GOAL OF THE EXERCISE
Everything from the line containing "OCR this image." down to the last line of the entries below must be transcribed exactly, and nothing else.

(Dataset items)
▬▬▬▬▬▬▬▬▬▬

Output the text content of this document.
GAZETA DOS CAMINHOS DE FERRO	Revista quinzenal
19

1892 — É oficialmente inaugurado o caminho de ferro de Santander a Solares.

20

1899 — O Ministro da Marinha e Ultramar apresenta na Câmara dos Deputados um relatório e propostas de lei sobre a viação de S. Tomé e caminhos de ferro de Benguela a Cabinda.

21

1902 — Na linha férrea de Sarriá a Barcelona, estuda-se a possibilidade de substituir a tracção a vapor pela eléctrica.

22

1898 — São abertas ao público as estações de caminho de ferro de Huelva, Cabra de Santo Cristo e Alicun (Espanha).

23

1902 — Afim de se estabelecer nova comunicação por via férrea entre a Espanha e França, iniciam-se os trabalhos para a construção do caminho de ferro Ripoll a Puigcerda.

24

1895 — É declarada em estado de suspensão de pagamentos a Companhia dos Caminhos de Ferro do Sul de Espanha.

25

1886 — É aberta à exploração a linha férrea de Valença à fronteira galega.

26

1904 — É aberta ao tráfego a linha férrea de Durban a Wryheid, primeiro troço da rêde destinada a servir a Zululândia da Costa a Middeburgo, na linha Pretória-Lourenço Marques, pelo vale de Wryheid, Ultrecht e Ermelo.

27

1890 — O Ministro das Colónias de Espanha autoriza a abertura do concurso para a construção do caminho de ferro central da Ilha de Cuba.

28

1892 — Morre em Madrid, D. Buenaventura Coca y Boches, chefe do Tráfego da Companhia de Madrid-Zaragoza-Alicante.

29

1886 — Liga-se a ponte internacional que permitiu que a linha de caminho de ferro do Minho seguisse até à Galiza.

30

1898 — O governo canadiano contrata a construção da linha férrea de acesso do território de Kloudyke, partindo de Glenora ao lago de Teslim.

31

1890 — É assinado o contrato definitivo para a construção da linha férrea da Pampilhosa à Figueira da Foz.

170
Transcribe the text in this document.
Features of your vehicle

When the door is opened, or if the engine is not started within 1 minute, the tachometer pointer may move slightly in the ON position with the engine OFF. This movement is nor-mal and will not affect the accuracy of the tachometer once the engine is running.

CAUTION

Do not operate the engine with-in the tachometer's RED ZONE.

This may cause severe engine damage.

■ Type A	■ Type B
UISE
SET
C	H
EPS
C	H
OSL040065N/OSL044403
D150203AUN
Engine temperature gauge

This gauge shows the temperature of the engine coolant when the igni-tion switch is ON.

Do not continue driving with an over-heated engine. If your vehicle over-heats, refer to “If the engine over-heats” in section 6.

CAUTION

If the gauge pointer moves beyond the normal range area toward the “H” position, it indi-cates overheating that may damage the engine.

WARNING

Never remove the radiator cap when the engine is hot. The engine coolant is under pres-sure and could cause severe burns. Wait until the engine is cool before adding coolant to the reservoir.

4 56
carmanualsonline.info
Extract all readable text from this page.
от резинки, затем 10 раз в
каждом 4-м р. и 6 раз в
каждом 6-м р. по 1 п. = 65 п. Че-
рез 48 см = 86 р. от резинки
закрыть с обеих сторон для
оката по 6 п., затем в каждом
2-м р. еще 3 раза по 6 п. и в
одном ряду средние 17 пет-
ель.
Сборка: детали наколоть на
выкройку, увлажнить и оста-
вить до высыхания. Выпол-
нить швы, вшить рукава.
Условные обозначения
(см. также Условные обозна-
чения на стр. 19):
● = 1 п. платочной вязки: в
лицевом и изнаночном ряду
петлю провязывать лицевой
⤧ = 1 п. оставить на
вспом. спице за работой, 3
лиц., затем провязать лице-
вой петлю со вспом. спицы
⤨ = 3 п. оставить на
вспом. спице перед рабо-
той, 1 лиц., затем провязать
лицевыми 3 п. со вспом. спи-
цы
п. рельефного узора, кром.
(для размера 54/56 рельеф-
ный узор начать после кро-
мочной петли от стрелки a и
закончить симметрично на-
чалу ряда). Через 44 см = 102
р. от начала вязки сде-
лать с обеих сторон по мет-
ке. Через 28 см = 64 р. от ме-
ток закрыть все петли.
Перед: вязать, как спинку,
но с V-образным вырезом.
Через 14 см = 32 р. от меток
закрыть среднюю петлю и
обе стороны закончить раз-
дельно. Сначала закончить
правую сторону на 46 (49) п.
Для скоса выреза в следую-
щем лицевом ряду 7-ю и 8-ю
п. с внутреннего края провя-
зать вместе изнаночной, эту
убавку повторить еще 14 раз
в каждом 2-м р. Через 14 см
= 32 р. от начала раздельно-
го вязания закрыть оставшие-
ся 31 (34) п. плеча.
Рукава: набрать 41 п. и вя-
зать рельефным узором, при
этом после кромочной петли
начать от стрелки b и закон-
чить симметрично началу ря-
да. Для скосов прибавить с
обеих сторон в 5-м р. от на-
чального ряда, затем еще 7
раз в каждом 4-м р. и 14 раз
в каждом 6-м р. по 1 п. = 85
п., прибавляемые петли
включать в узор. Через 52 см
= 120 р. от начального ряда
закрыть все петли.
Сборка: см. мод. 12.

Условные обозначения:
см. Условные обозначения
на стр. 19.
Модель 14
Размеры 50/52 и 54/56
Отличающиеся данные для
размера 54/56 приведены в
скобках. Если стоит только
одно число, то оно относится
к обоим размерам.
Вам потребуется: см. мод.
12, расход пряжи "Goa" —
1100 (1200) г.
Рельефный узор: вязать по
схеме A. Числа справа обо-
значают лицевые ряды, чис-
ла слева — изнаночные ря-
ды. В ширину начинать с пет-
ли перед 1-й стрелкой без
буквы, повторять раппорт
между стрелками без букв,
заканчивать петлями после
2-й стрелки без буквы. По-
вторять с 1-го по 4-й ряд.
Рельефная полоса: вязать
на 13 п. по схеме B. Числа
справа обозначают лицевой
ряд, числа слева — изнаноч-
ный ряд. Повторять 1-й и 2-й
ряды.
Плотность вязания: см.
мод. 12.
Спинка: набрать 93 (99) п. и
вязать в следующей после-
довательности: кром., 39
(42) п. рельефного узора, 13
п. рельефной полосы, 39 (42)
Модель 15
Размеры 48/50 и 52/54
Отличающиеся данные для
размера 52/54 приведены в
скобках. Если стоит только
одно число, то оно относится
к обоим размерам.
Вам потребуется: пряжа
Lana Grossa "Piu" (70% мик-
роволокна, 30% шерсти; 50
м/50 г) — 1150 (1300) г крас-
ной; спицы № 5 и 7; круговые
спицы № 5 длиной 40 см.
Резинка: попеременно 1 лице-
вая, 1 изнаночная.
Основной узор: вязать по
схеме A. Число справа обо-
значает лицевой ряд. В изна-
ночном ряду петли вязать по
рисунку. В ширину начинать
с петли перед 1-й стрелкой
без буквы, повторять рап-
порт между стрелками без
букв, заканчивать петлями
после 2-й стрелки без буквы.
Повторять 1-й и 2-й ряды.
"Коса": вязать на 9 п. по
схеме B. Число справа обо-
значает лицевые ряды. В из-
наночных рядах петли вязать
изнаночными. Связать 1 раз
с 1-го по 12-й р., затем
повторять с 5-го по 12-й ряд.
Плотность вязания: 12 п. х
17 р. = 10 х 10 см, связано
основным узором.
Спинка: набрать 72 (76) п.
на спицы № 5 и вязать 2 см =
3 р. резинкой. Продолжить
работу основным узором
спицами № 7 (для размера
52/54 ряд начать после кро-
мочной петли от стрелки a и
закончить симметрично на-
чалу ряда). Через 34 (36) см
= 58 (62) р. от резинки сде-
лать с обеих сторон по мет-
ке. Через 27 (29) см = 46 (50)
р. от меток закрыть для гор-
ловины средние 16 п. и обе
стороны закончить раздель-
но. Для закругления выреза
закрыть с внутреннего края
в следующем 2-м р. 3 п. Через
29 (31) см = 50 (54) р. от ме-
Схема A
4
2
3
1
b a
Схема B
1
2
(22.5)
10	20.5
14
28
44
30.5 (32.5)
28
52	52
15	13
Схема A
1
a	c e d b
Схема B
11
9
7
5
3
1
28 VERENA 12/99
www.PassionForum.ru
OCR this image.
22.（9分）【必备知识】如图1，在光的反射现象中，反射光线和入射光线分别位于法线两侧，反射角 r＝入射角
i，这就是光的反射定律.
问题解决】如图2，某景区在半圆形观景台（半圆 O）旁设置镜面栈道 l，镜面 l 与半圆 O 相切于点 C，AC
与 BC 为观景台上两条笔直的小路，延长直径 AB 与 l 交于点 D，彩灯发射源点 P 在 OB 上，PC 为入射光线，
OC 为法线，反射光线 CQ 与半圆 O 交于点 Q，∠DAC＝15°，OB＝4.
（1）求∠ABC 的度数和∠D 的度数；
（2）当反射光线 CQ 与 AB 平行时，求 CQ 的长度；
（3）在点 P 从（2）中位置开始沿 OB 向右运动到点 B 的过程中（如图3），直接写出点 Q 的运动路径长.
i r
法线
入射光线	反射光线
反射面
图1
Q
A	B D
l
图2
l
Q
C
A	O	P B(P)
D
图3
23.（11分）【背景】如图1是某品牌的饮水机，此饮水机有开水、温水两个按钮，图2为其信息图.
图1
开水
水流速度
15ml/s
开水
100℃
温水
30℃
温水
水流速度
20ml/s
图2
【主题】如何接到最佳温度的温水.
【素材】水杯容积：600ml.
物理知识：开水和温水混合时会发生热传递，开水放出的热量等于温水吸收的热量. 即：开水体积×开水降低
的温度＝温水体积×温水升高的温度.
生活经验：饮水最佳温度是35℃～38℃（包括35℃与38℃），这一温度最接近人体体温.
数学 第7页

▬▬▬▬▬▬▬▬▬▬

RESULT OF THIS EXERCISE
OCR this image.
22.（9分）【必备知识】如图1，在光的反射现象中，反射光线和入射光线分别位于法线两侧，反射角 r＝入射角
i，这就是光的反射定律.
问题解决】如图2，某景区在半圆形观景台（半圆 O）旁设置镜面栈道 l，镜面 l 与半圆 O 相切于点 C，AC
与 BC 为观景台上两条笔直的小路，延长直径 AB 与 l 交于点 D，彩灯发射源点 P 在 OB 上，PC 为入射光线，
OC 为法线，反射光线 CQ 与半圆 O 交于点 Q，∠DAC＝15°，OB＝4.
（1）求∠ABC 的度数和∠D 的度数；
（2）当反射光线 CQ 与 AB 平行时，求 CQ 的长度；
（3）在点 P 从（2）中位置开始沿 OB 向右运动到点 B 的过程中（如图3），直接写出点 Q 的运动路径长.
i r
法线
入射光线	反射光线
反射面
图1
Q
A	B D
l
图2
l
Q
C
A	O	P B(P)
D
图3
23.（11分）【背景】如图1是某品牌的饮水机，此饮水机有开水、温水两个按钮，图2为其信息图.
图1
开水
水流速度
15ml/s
开水
100℃
温水
30℃
温水
水流速度
20ml/s
图2
【主题】如何接到最佳温度的温水.
【素材】水杯容积：600ml.
物理知识：开水和温水混合时会发生热传递，开水放出的热量等于温水吸收的热量. 即：开水体积×开水降低
的温度＝温水体积×温水升高的温度.
生活经验：饮水最佳温度是35℃～38℃（包括35℃与38℃），这一温度最接近人体体温.
数学 第7页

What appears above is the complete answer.